Exercise material:
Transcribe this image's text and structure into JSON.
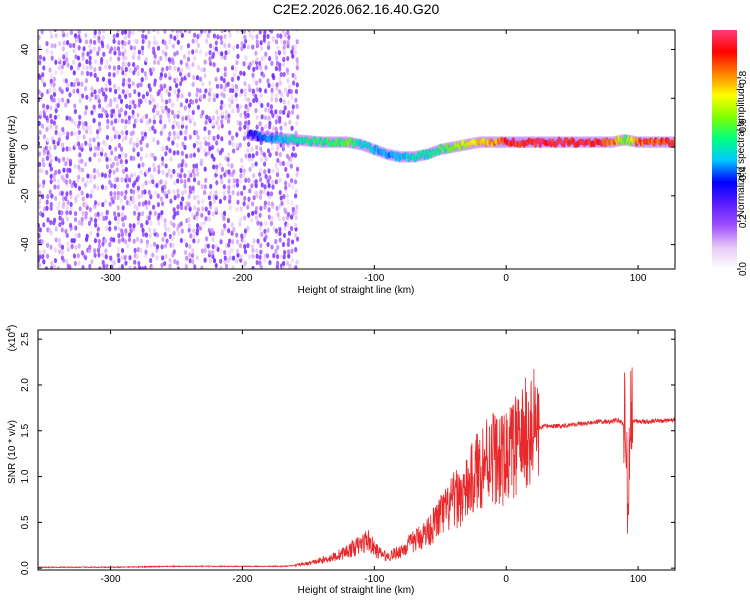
{
  "figure": {
    "title": "C2E2.2026.062.16.40.G20"
  },
  "chart_data": [
    {
      "type": "heatmap",
      "name": "spectrogram",
      "xlabel": "Height of straight line (km)",
      "ylabel": "Frequency (Hz)",
      "xlim": [
        -355,
        128
      ],
      "ylim": [
        -50,
        48
      ],
      "x_ticks": [
        -300,
        -200,
        -100,
        0,
        100
      ],
      "x_tick_labels": [
        "-300",
        "-200",
        "-100",
        "0",
        "100"
      ],
      "y_ticks": [
        -40,
        -20,
        0,
        20,
        40
      ],
      "y_tick_labels": [
        "-40",
        "-20",
        "0",
        "20",
        "40"
      ],
      "colorbar": {
        "label": "Normalized spectral amplitude",
        "range": [
          0,
          1
        ],
        "ticks": [
          0.0,
          0.2,
          0.4,
          0.6,
          0.8
        ],
        "tick_labels": [
          "0.0",
          "0.2",
          "0.4",
          "0.6",
          "0.8"
        ],
        "colors": [
          "#ffffff",
          "#e6c8f5",
          "#a050ff",
          "#5a1cff",
          "#0000ff",
          "#00c8ff",
          "#00ff80",
          "#80ff00",
          "#ffff00",
          "#ff8000",
          "#ff0000",
          "#ff3c78"
        ]
      },
      "noise_region": {
        "x": [
          -355,
          -160
        ],
        "y": [
          -50,
          48
        ],
        "amplitude": [
          0.05,
          0.25
        ]
      },
      "signal_track": {
        "x": [
          -195,
          -180,
          -160,
          -140,
          -120,
          -110,
          -100,
          -90,
          -80,
          -70,
          -60,
          -50,
          -40,
          -30,
          -20,
          -10,
          0,
          20,
          40,
          60,
          80,
          90,
          100,
          128
        ],
        "center": [
          5,
          4,
          3,
          2,
          2,
          1,
          -1,
          -3,
          -4,
          -4,
          -3,
          -1,
          0,
          1,
          2,
          2,
          2,
          2,
          2,
          2,
          2,
          3,
          2,
          2
        ],
        "amplitude": [
          0.35,
          0.45,
          0.55,
          0.6,
          0.65,
          0.55,
          0.5,
          0.45,
          0.5,
          0.55,
          0.55,
          0.6,
          0.7,
          0.75,
          0.8,
          0.85,
          0.95,
          1.0,
          1.0,
          1.0,
          0.95,
          0.6,
          0.9,
          0.95
        ]
      }
    },
    {
      "type": "line",
      "name": "snr",
      "xlabel": "Height of straight line (km)",
      "ylabel": "SNR (10 * v/v)",
      "scale_label_prefix": "(x10",
      "scale_label_exp": "4",
      "scale_label_suffix": ")",
      "xlim": [
        -355,
        128
      ],
      "ylim": [
        -0.02,
        2.6
      ],
      "x_ticks": [
        -300,
        -200,
        -100,
        0,
        100
      ],
      "x_tick_labels": [
        "-300",
        "-200",
        "-100",
        "0",
        "100"
      ],
      "y_ticks": [
        0.0,
        0.5,
        1.0,
        1.5,
        2.0,
        2.5
      ],
      "y_tick_labels": [
        "0.0",
        "0.5",
        "1.0",
        "1.5",
        "2.0",
        "2.5"
      ],
      "color": "#e8282a",
      "series": [
        {
          "x": [
            -355,
            -300,
            -250,
            -200,
            -170,
            -160,
            -150,
            -140,
            -130,
            -120,
            -110,
            -105,
            -100,
            -95,
            -90,
            -80,
            -70,
            -60,
            -55,
            -50,
            -45,
            -40,
            -35,
            -30,
            -25,
            -20,
            -15,
            -10,
            -5,
            0,
            5,
            10,
            15,
            20,
            25,
            30,
            40,
            50,
            60,
            70,
            80,
            85,
            90,
            92,
            94,
            96,
            100,
            110,
            128
          ],
          "y": [
            0.01,
            0.01,
            0.02,
            0.02,
            0.02,
            0.03,
            0.05,
            0.08,
            0.12,
            0.18,
            0.25,
            0.3,
            0.2,
            0.15,
            0.12,
            0.18,
            0.28,
            0.38,
            0.45,
            0.55,
            0.6,
            0.7,
            0.75,
            0.8,
            0.95,
            1.05,
            1.15,
            1.2,
            1.1,
            1.15,
            1.25,
            1.3,
            1.4,
            1.45,
            1.52,
            1.55,
            1.55,
            1.57,
            1.58,
            1.6,
            1.6,
            1.62,
            1.55,
            0.9,
            1.55,
            1.62,
            1.6,
            1.6,
            1.62
          ]
        }
      ]
    }
  ]
}
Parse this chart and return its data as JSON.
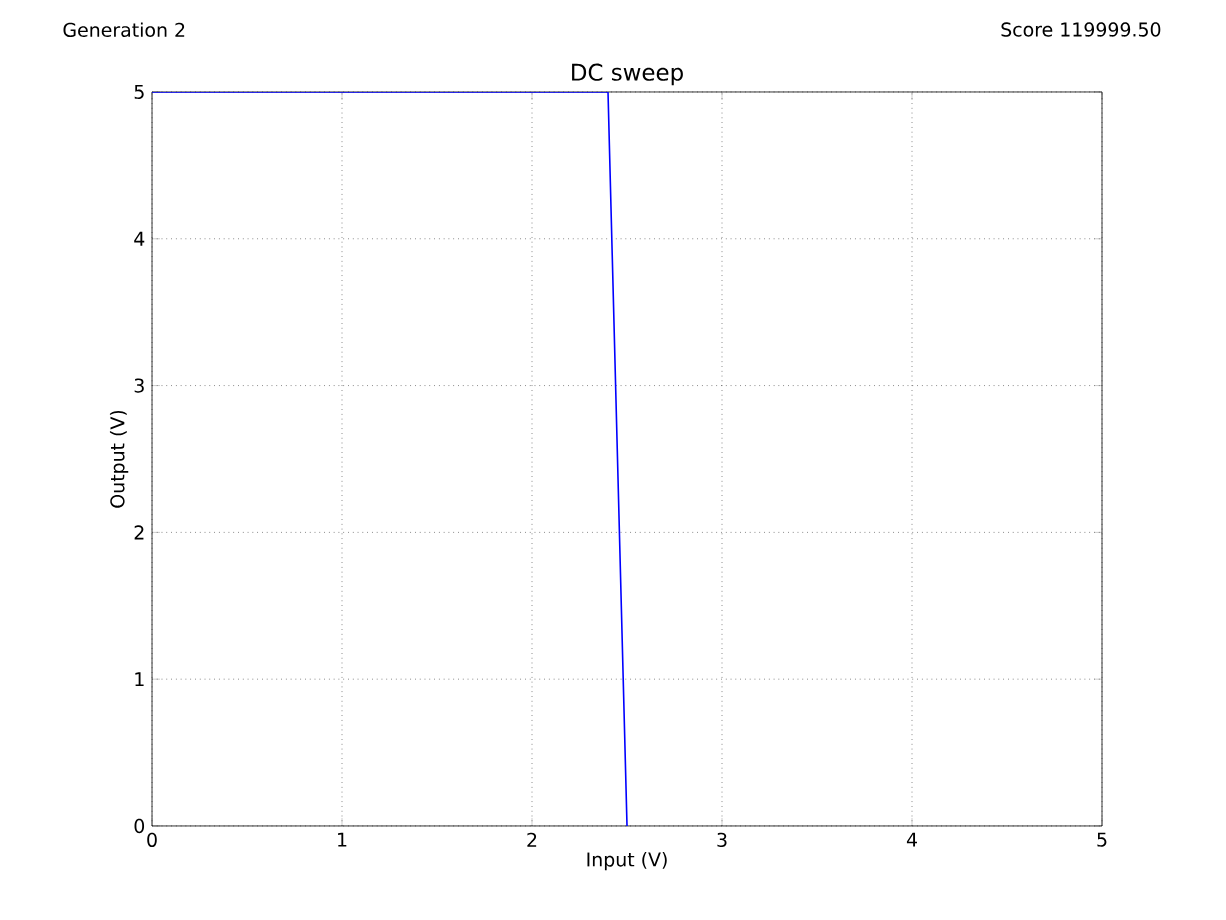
{
  "chart_data": {
    "type": "line",
    "title": "DC sweep",
    "xlabel": "Input (V)",
    "ylabel": "Output (V)",
    "annotations": [
      "Generation 2",
      "Score 119999.50"
    ],
    "x": [
      0,
      2.4,
      2.5
    ],
    "series": [
      {
        "color": "#0000ff",
        "values": [
          5,
          5,
          0
        ]
      }
    ],
    "xlim": [
      0,
      5
    ],
    "ylim": [
      0,
      5
    ],
    "xticks": [
      0,
      1,
      2,
      3,
      4,
      5
    ],
    "yticks": [
      0,
      1,
      2,
      3,
      4,
      5
    ],
    "grid": true,
    "line_style": "solid",
    "marker": "none"
  }
}
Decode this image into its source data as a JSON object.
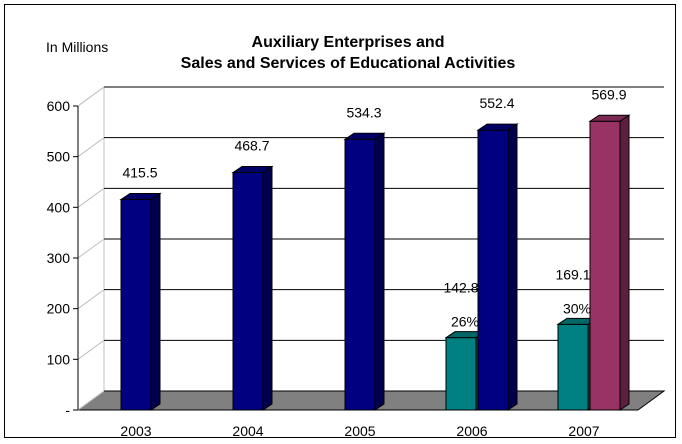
{
  "chart_data": {
    "type": "bar",
    "title": [
      "Auxiliary Enterprises and",
      "Sales and Services of Educational Activities"
    ],
    "ylabel": "In Millions",
    "ylim": [
      0,
      600
    ],
    "yticks": [
      {
        "value": 0,
        "label": "-"
      },
      {
        "value": 100,
        "label": "100"
      },
      {
        "value": 200,
        "label": "200"
      },
      {
        "value": 300,
        "label": "300"
      },
      {
        "value": 400,
        "label": "400"
      },
      {
        "value": 500,
        "label": "500"
      },
      {
        "value": 600,
        "label": "600"
      }
    ],
    "categories": [
      "2003",
      "2004",
      "2005",
      "2006",
      "2007"
    ],
    "grid": true,
    "three_d": true,
    "colors": {
      "total": "#000080",
      "total_highlight": "#993366",
      "share": "#008080",
      "floor": "#808080"
    },
    "totals": [
      {
        "category": "2003",
        "value": 415.5,
        "label": "415.5",
        "color": "#000080"
      },
      {
        "category": "2004",
        "value": 468.7,
        "label": "468.7",
        "color": "#000080"
      },
      {
        "category": "2005",
        "value": 534.3,
        "label": "534.3",
        "color": "#000080"
      },
      {
        "category": "2006",
        "value": 552.4,
        "label": "552.4",
        "color": "#000080"
      },
      {
        "category": "2007",
        "value": 569.9,
        "label": "569.9",
        "color": "#993366"
      }
    ],
    "shares": [
      {
        "category": "2006",
        "value": 142.8,
        "label": "142.8",
        "percent_label": "26%",
        "color": "#008080"
      },
      {
        "category": "2007",
        "value": 169.1,
        "label": "169.1",
        "percent_label": "30%",
        "color": "#008080"
      }
    ]
  }
}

What is being asked:
Repeat all the data as it stands, dropping any images it holds.

Solution to this task:
Transcribe this image's text and structure into JSON.
{
  "figure": {
    "title": "C2E2.2026.062.16.40.G20"
  },
  "chart_data": [
    {
      "type": "heatmap",
      "name": "spectrogram",
      "xlabel": "Height of straight line (km)",
      "ylabel": "Frequency (Hz)",
      "xlim": [
        -355,
        128
      ],
      "ylim": [
        -50,
        48
      ],
      "x_ticks": [
        -300,
        -200,
        -100,
        0,
        100
      ],
      "x_tick_labels": [
        "-300",
        "-200",
        "-100",
        "0",
        "100"
      ],
      "y_ticks": [
        -40,
        -20,
        0,
        20,
        40
      ],
      "y_tick_labels": [
        "-40",
        "-20",
        "0",
        "20",
        "40"
      ],
      "colorbar": {
        "label": "Normalized spectral amplitude",
        "range": [
          0,
          1
        ],
        "ticks": [
          0.0,
          0.2,
          0.4,
          0.6,
          0.8
        ],
        "tick_labels": [
          "0.0",
          "0.2",
          "0.4",
          "0.6",
          "0.8"
        ],
        "colors": [
          "#ffffff",
          "#e6c8f5",
          "#a050ff",
          "#5a1cff",
          "#0000ff",
          "#00c8ff",
          "#00ff80",
          "#80ff00",
          "#ffff00",
          "#ff8000",
          "#ff0000",
          "#ff3c78"
        ]
      },
      "noise_region": {
        "x": [
          -355,
          -160
        ],
        "y": [
          -50,
          48
        ],
        "amplitude": [
          0.05,
          0.25
        ]
      },
      "signal_track": {
        "x": [
          -195,
          -180,
          -160,
          -140,
          -120,
          -110,
          -100,
          -90,
          -80,
          -70,
          -60,
          -50,
          -40,
          -30,
          -20,
          -10,
          0,
          20,
          40,
          60,
          80,
          90,
          100,
          128
        ],
        "center": [
          5,
          4,
          3,
          2,
          2,
          1,
          -1,
          -3,
          -4,
          -4,
          -3,
          -1,
          0,
          1,
          2,
          2,
          2,
          2,
          2,
          2,
          2,
          3,
          2,
          2
        ],
        "amplitude": [
          0.35,
          0.45,
          0.55,
          0.6,
          0.65,
          0.55,
          0.5,
          0.45,
          0.5,
          0.55,
          0.55,
          0.6,
          0.7,
          0.75,
          0.8,
          0.85,
          0.95,
          1.0,
          1.0,
          1.0,
          0.95,
          0.6,
          0.9,
          0.95
        ]
      }
    },
    {
      "type": "line",
      "name": "snr",
      "xlabel": "Height of straight line (km)",
      "ylabel": "SNR (10 * v/v)",
      "scale_label_prefix": "(x10",
      "scale_label_exp": "4",
      "scale_label_suffix": ")",
      "xlim": [
        -355,
        128
      ],
      "ylim": [
        -0.02,
        2.6
      ],
      "x_ticks": [
        -300,
        -200,
        -100,
        0,
        100
      ],
      "x_tick_labels": [
        "-300",
        "-200",
        "-100",
        "0",
        "100"
      ],
      "y_ticks": [
        0.0,
        0.5,
        1.0,
        1.5,
        2.0,
        2.5
      ],
      "y_tick_labels": [
        "0.0",
        "0.5",
        "1.0",
        "1.5",
        "2.0",
        "2.5"
      ],
      "color": "#e8282a",
      "series": [
        {
          "x": [
            -355,
            -300,
            -250,
            -200,
            -170,
            -160,
            -150,
            -140,
            -130,
            -120,
            -110,
            -105,
            -100,
            -95,
            -90,
            -80,
            -70,
            -60,
            -55,
            -50,
            -45,
            -40,
            -35,
            -30,
            -25,
            -20,
            -15,
            -10,
            -5,
            0,
            5,
            10,
            15,
            20,
            25,
            30,
            40,
            50,
            60,
            70,
            80,
            85,
            90,
            92,
            94,
            96,
            100,
            110,
            128
          ],
          "y": [
            0.01,
            0.01,
            0.02,
            0.02,
            0.02,
            0.03,
            0.05,
            0.08,
            0.12,
            0.18,
            0.25,
            0.3,
            0.2,
            0.15,
            0.12,
            0.18,
            0.28,
            0.38,
            0.45,
            0.55,
            0.6,
            0.7,
            0.75,
            0.8,
            0.95,
            1.05,
            1.15,
            1.2,
            1.1,
            1.15,
            1.25,
            1.3,
            1.4,
            1.45,
            1.52,
            1.55,
            1.55,
            1.57,
            1.58,
            1.6,
            1.6,
            1.62,
            1.55,
            0.9,
            1.55,
            1.62,
            1.6,
            1.6,
            1.62
          ]
        }
      ]
    }
  ]
}
Parse this chart and return its data as JSON.
{
  "chart_data": {
    "type": "line",
    "title": "DC sweep",
    "xlabel": "Input (V)",
    "ylabel": "Output (V)",
    "annotations": [
      "Generation 2",
      "Score 119999.50"
    ],
    "x": [
      0,
      2.4,
      2.5
    ],
    "series": [
      {
        "color": "#0000ff",
        "values": [
          5,
          5,
          0
        ]
      }
    ],
    "xlim": [
      0,
      5
    ],
    "ylim": [
      0,
      5
    ],
    "xticks": [
      0,
      1,
      2,
      3,
      4,
      5
    ],
    "yticks": [
      0,
      1,
      2,
      3,
      4,
      5
    ],
    "grid": true,
    "line_style": "solid",
    "marker": "none"
  }
}
Decode this image into its source data as a JSON object.
{
  "chart_data": {
    "type": "bar",
    "title": [
      "Auxiliary Enterprises and",
      "Sales and Services of Educational Activities"
    ],
    "ylabel": "In Millions",
    "ylim": [
      0,
      600
    ],
    "yticks": [
      {
        "value": 0,
        "label": "-"
      },
      {
        "value": 100,
        "label": "100"
      },
      {
        "value": 200,
        "label": "200"
      },
      {
        "value": 300,
        "label": "300"
      },
      {
        "value": 400,
        "label": "400"
      },
      {
        "value": 500,
        "label": "500"
      },
      {
        "value": 600,
        "label": "600"
      }
    ],
    "categories": [
      "2003",
      "2004",
      "2005",
      "2006",
      "2007"
    ],
    "grid": true,
    "three_d": true,
    "colors": {
      "total": "#000080",
      "total_highlight": "#993366",
      "share": "#008080",
      "floor": "#808080"
    },
    "totals": [
      {
        "category": "2003",
        "value": 415.5,
        "label": "415.5",
        "color": "#000080"
      },
      {
        "category": "2004",
        "value": 468.7,
        "label": "468.7",
        "color": "#000080"
      },
      {
        "category": "2005",
        "value": 534.3,
        "label": "534.3",
        "color": "#000080"
      },
      {
        "category": "2006",
        "value": 552.4,
        "label": "552.4",
        "color": "#000080"
      },
      {
        "category": "2007",
        "value": 569.9,
        "label": "569.9",
        "color": "#993366"
      }
    ],
    "shares": [
      {
        "category": "2006",
        "value": 142.8,
        "label": "142.8",
        "percent_label": "26%",
        "color": "#008080"
      },
      {
        "category": "2007",
        "value": 169.1,
        "label": "169.1",
        "percent_label": "30%",
        "color": "#008080"
      }
    ]
  }
}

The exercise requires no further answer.